--- BEGIN MATERIAL FOR THE TASK ---
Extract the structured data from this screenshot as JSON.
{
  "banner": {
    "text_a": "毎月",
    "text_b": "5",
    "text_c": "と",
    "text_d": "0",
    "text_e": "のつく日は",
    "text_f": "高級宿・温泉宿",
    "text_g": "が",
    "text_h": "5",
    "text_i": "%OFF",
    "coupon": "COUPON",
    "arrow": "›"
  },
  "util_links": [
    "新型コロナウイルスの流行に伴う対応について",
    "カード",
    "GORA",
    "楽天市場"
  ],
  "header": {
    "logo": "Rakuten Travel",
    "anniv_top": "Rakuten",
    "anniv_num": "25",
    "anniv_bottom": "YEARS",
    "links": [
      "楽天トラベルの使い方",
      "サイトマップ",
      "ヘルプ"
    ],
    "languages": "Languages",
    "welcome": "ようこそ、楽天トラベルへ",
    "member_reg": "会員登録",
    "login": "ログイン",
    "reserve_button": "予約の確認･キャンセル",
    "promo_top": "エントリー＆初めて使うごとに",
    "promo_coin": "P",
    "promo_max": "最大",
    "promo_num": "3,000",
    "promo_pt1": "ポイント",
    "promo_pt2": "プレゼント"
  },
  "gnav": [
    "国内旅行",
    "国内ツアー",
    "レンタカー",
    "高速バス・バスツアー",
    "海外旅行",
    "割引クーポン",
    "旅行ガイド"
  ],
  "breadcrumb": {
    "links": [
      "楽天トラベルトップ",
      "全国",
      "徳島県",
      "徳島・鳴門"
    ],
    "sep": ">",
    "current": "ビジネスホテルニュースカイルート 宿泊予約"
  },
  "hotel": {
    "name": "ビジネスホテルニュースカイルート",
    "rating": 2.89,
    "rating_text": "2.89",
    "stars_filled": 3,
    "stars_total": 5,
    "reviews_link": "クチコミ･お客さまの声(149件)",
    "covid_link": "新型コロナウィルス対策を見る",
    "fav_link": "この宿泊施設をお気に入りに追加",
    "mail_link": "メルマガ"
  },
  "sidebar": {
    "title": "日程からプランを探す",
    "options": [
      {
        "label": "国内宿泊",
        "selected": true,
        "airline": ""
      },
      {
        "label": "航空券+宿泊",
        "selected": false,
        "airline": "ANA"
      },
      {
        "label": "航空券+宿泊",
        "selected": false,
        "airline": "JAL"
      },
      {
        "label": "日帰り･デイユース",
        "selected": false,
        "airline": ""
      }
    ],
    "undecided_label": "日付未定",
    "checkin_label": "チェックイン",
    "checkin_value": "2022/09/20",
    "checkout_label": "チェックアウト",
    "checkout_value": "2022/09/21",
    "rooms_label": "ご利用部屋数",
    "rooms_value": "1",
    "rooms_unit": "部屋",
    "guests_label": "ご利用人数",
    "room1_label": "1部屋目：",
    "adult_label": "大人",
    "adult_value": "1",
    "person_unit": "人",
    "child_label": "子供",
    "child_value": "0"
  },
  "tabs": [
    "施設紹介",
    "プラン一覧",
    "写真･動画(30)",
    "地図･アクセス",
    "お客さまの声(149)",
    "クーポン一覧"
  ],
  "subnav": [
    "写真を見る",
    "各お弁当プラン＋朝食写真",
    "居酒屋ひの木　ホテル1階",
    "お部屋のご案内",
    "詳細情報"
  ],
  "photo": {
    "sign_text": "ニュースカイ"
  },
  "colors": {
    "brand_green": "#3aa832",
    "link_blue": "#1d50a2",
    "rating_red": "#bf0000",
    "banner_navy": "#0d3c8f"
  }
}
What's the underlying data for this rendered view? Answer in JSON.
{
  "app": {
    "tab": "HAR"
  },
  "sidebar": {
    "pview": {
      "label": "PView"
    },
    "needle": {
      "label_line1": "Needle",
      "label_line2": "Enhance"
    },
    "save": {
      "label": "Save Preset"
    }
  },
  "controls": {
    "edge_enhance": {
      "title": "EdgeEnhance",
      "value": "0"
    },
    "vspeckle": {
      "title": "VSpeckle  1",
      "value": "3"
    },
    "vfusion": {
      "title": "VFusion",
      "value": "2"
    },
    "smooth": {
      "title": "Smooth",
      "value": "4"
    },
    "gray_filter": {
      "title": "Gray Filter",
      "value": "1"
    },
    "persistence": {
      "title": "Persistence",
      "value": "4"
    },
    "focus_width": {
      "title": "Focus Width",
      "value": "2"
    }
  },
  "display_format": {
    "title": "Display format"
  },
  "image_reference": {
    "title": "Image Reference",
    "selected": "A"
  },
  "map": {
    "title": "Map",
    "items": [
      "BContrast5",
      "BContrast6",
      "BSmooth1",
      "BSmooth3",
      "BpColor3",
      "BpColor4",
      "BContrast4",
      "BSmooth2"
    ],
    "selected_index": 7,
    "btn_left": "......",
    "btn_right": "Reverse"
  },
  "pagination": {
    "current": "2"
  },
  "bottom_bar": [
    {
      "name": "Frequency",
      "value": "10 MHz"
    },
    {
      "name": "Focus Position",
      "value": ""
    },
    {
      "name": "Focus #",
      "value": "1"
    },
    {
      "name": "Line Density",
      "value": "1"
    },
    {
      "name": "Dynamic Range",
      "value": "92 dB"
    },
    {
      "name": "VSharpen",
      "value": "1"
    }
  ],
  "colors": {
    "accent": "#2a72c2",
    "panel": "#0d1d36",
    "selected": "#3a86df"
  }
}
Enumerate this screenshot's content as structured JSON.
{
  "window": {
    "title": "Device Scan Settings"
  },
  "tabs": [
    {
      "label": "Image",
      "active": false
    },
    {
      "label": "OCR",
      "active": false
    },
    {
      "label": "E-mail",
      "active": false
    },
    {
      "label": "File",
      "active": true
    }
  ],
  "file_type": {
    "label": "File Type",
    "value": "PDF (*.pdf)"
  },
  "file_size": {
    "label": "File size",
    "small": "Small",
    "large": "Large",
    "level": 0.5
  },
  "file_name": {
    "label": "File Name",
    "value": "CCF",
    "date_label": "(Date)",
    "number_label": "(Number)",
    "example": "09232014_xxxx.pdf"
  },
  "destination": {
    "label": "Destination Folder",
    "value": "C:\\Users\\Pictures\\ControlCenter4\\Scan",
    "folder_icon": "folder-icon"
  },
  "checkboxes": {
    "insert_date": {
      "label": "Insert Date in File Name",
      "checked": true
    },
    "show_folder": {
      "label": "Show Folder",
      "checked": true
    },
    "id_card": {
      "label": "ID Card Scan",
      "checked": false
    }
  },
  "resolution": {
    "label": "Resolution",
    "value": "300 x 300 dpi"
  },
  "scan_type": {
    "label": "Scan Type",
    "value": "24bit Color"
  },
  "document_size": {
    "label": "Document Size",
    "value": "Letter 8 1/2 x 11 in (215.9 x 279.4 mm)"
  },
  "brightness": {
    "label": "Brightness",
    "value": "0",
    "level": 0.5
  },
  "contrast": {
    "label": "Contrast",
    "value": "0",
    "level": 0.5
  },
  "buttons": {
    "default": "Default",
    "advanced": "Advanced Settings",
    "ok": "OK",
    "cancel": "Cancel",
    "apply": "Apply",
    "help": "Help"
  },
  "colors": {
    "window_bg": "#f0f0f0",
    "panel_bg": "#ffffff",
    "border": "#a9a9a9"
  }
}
--- END MATERIAL FOR THE TASK ---
### WHAT IS EXPECTED
Nothing may be left out: return each entry exactly as it reads.

### TASK SOLUTION
Extract the structured data from this screenshot as JSON.
{
  "banner": {
    "text_a": "毎月",
    "text_b": "5",
    "text_c": "と",
    "text_d": "0",
    "text_e": "のつく日は",
    "text_f": "高級宿・温泉宿",
    "text_g": "が",
    "text_h": "5",
    "text_i": "%OFF",
    "coupon": "COUPON",
    "arrow": "›"
  },
  "util_links": [
    "新型コロナウイルスの流行に伴う対応について",
    "カード",
    "GORA",
    "楽天市場"
  ],
  "header": {
    "logo": "Rakuten Travel",
    "anniv_top": "Rakuten",
    "anniv_num": "25",
    "anniv_bottom": "YEARS",
    "links": [
      "楽天トラベルの使い方",
      "サイトマップ",
      "ヘルプ"
    ],
    "languages": "Languages",
    "welcome": "ようこそ、楽天トラベルへ",
    "member_reg": "会員登録",
    "login": "ログイン",
    "reserve_button": "予約の確認･キャンセル",
    "promo_top": "エントリー＆初めて使うごとに",
    "promo_coin": "P",
    "promo_max": "最大",
    "promo_num": "3,000",
    "promo_pt1": "ポイント",
    "promo_pt2": "プレゼント"
  },
  "gnav": [
    "国内旅行",
    "国内ツアー",
    "レンタカー",
    "高速バス・バスツアー",
    "海外旅行",
    "割引クーポン",
    "旅行ガイド"
  ],
  "breadcrumb": {
    "links": [
      "楽天トラベルトップ",
      "全国",
      "徳島県",
      "徳島・鳴門"
    ],
    "sep": ">",
    "current": "ビジネスホテルニュースカイルート 宿泊予約"
  },
  "hotel": {
    "name": "ビジネスホテルニュースカイルート",
    "rating": 2.89,
    "rating_text": "2.89",
    "stars_filled": 3,
    "stars_total": 5,
    "reviews_link": "クチコミ･お客さまの声(149件)",
    "covid_link": "新型コロナウィルス対策を見る",
    "fav_link": "この宿泊施設をお気に入りに追加",
    "mail_link": "メルマガ"
  },
  "sidebar": {
    "title": "日程からプランを探す",
    "options": [
      {
        "label": "国内宿泊",
        "selected": true,
        "airline": ""
      },
      {
        "label": "航空券+宿泊",
        "selected": false,
        "airline": "ANA"
      },
      {
        "label": "航空券+宿泊",
        "selected": false,
        "airline": "JAL"
      },
      {
        "label": "日帰り･デイユース",
        "selected": false,
        "airline": ""
      }
    ],
    "undecided_label": "日付未定",
    "checkin_label": "チェックイン",
    "checkin_value": "2022/09/20",
    "checkout_label": "チェックアウト",
    "checkout_value": "2022/09/21",
    "rooms_label": "ご利用部屋数",
    "rooms_value": "1",
    "rooms_unit": "部屋",
    "guests_label": "ご利用人数",
    "room1_label": "1部屋目：",
    "adult_label": "大人",
    "adult_value": "1",
    "person_unit": "人",
    "child_label": "子供",
    "child_value": "0"
  },
  "tabs": [
    "施設紹介",
    "プラン一覧",
    "写真･動画(30)",
    "地図･アクセス",
    "お客さまの声(149)",
    "クーポン一覧"
  ],
  "subnav": [
    "写真を見る",
    "各お弁当プラン＋朝食写真",
    "居酒屋ひの木　ホテル1階",
    "お部屋のご案内",
    "詳細情報"
  ],
  "photo": {
    "sign_text": "ニュースカイ"
  },
  "colors": {
    "brand_green": "#3aa832",
    "link_blue": "#1d50a2",
    "rating_red": "#bf0000",
    "banner_navy": "#0d3c8f"
  }
}
What's the underlying data for this rendered view? Answer in JSON.
{
  "app": {
    "tab": "HAR"
  },
  "sidebar": {
    "pview": {
      "label": "PView"
    },
    "needle": {
      "label_line1": "Needle",
      "label_line2": "Enhance"
    },
    "save": {
      "label": "Save Preset"
    }
  },
  "controls": {
    "edge_enhance": {
      "title": "EdgeEnhance",
      "value": "0"
    },
    "vspeckle": {
      "title": "VSpeckle  1",
      "value": "3"
    },
    "vfusion": {
      "title": "VFusion",
      "value": "2"
    },
    "smooth": {
      "title": "Smooth",
      "value": "4"
    },
    "gray_filter": {
      "title": "Gray Filter",
      "value": "1"
    },
    "persistence": {
      "title": "Persistence",
      "value": "4"
    },
    "focus_width": {
      "title": "Focus Width",
      "value": "2"
    }
  },
  "display_format": {
    "title": "Display format"
  },
  "image_reference": {
    "title": "Image Reference",
    "selected": "A"
  },
  "map": {
    "title": "Map",
    "items": [
      "BContrast5",
      "BContrast6",
      "BSmooth1",
      "BSmooth3",
      "BpColor3",
      "BpColor4",
      "BContrast4",
      "BSmooth2"
    ],
    "selected_index": 7,
    "btn_left": "......",
    "btn_right": "Reverse"
  },
  "pagination": {
    "current": "2"
  },
  "bottom_bar": [
    {
      "name": "Frequency",
      "value": "10 MHz"
    },
    {
      "name": "Focus Position",
      "value": ""
    },
    {
      "name": "Focus #",
      "value": "1"
    },
    {
      "name": "Line Density",
      "value": "1"
    },
    {
      "name": "Dynamic Range",
      "value": "92 dB"
    },
    {
      "name": "VSharpen",
      "value": "1"
    }
  ],
  "colors": {
    "accent": "#2a72c2",
    "panel": "#0d1d36",
    "selected": "#3a86df"
  }
}
Enumerate this screenshot's content as structured JSON.
{
  "window": {
    "title": "Device Scan Settings"
  },
  "tabs": [
    {
      "label": "Image",
      "active": false
    },
    {
      "label": "OCR",
      "active": false
    },
    {
      "label": "E-mail",
      "active": false
    },
    {
      "label": "File",
      "active": true
    }
  ],
  "file_type": {
    "label": "File Type",
    "value": "PDF (*.pdf)"
  },
  "file_size": {
    "label": "File size",
    "small": "Small",
    "large": "Large",
    "level": 0.5
  },
  "file_name": {
    "label": "File Name",
    "value": "CCF",
    "date_label": "(Date)",
    "number_label": "(Number)",
    "example": "09232014_xxxx.pdf"
  },
  "destination": {
    "label": "Destination Folder",
    "value": "C:\\Users\\Pictures\\ControlCenter4\\Scan",
    "folder_icon": "folder-icon"
  },
  "checkboxes": {
    "insert_date": {
      "label": "Insert Date in File Name",
      "checked": true
    },
    "show_folder": {
      "label": "Show Folder",
      "checked": true
    },
    "id_card": {
      "label": "ID Card Scan",
      "checked": false
    }
  },
  "resolution": {
    "label": "Resolution",
    "value": "300 x 300 dpi"
  },
  "scan_type": {
    "label": "Scan Type",
    "value": "24bit Color"
  },
  "document_size": {
    "label": "Document Size",
    "value": "Letter 8 1/2 x 11 in (215.9 x 279.4 mm)"
  },
  "brightness": {
    "label": "Brightness",
    "value": "0",
    "level": 0.5
  },
  "contrast": {
    "label": "Contrast",
    "value": "0",
    "level": 0.5
  },
  "buttons": {
    "default": "Default",
    "advanced": "Advanced Settings",
    "ok": "OK",
    "cancel": "Cancel",
    "apply": "Apply",
    "help": "Help"
  },
  "colors": {
    "window_bg": "#f0f0f0",
    "panel_bg": "#ffffff",
    "border": "#a9a9a9"
  }
}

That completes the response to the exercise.